## Exercise brief
Reproduce the listing exactly and skip over any pictures.

## Supplied records

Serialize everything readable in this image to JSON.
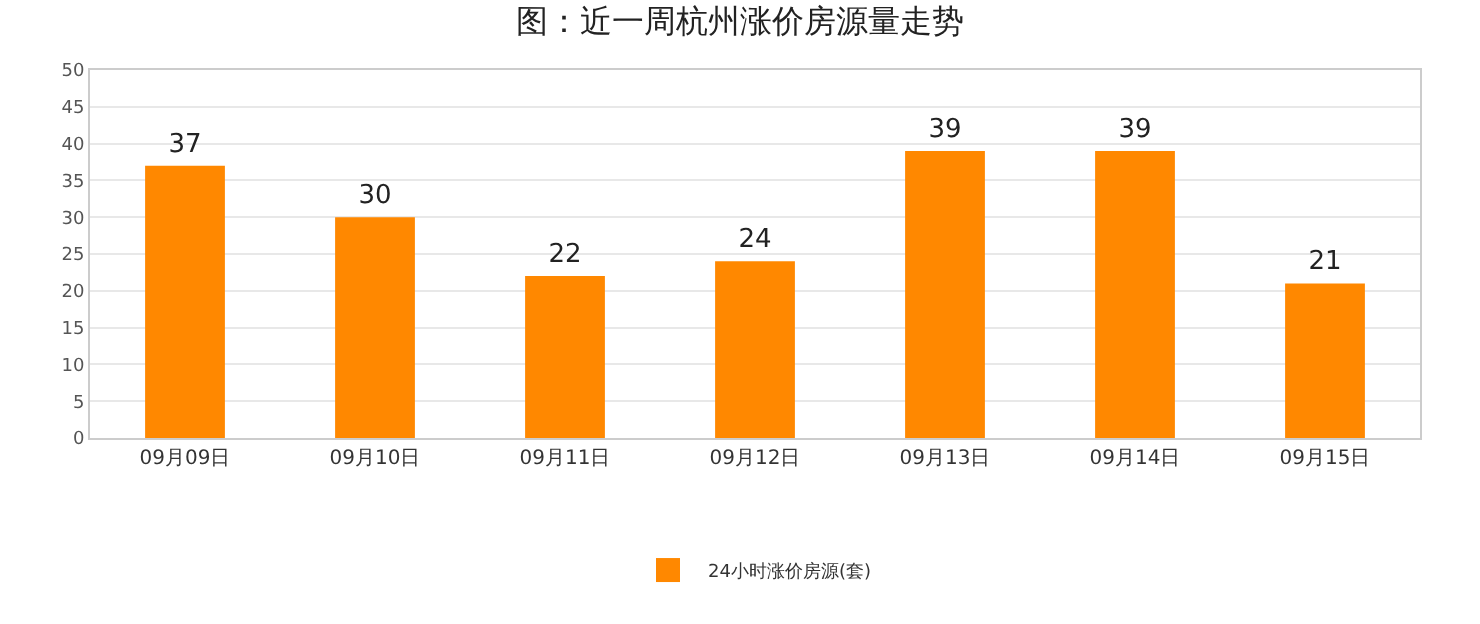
{
  "chart_data": {
    "type": "bar",
    "title": "图：近一周杭州涨价房源量走势",
    "categories": [
      "09月09日",
      "09月10日",
      "09月11日",
      "09月12日",
      "09月13日",
      "09月14日",
      "09月15日"
    ],
    "series": [
      {
        "name": "24小时涨价房源(套)",
        "color": "#ff8800",
        "values": [
          37,
          30,
          22,
          24,
          39,
          39,
          21
        ]
      }
    ],
    "ylim": [
      0,
      50
    ],
    "yticks": [
      0,
      5,
      10,
      15,
      20,
      25,
      30,
      35,
      40,
      45,
      50
    ],
    "grid": "y",
    "legend": "bottom",
    "data_labels": true
  }
}
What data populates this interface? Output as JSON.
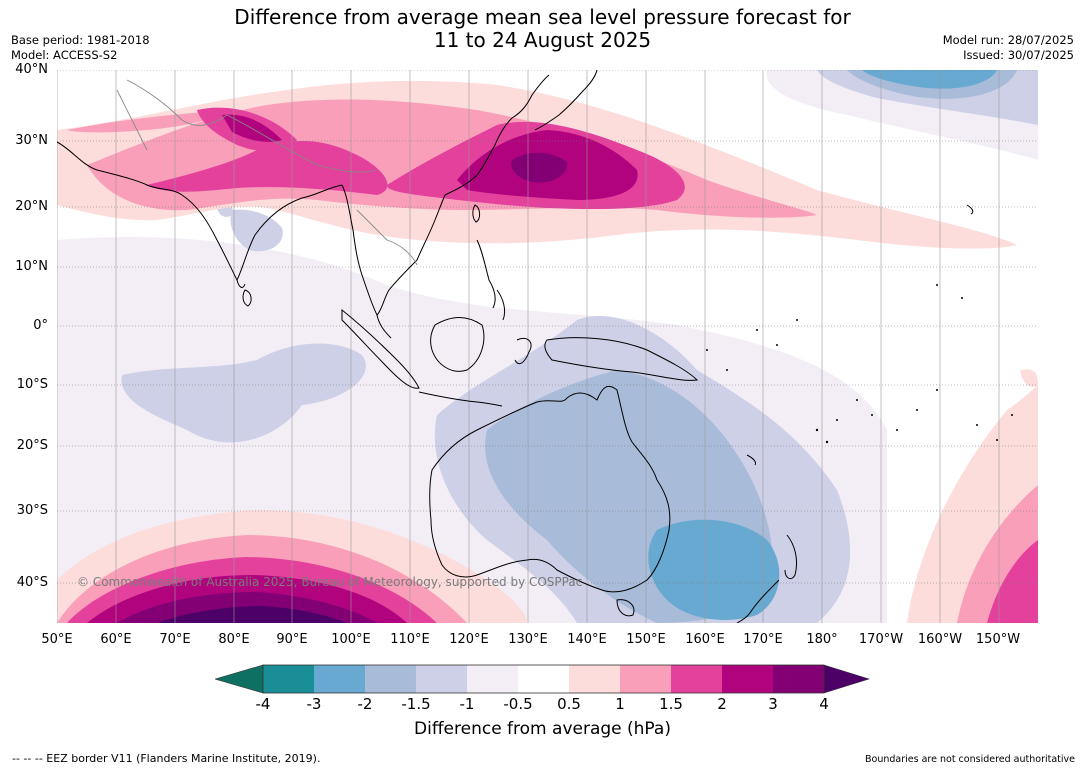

## Complete response
Serialize everything readable in this image to JSON.
{
  "chart_data": {
    "type": "bar",
    "title": "图：近一周杭州涨价房源量走势",
    "categories": [
      "09月09日",
      "09月10日",
      "09月11日",
      "09月12日",
      "09月13日",
      "09月14日",
      "09月15日"
    ],
    "series": [
      {
        "name": "24小时涨价房源(套)",
        "color": "#ff8800",
        "values": [
          37,
          30,
          22,
          24,
          39,
          39,
          21
        ]
      }
    ],
    "ylim": [
      0,
      50
    ],
    "yticks": [
      0,
      5,
      10,
      15,
      20,
      25,
      30,
      35,
      40,
      45,
      50
    ],
    "grid": "y",
    "legend": "bottom",
    "data_labels": true
  }
}
What data populates this interface? Output as JSON.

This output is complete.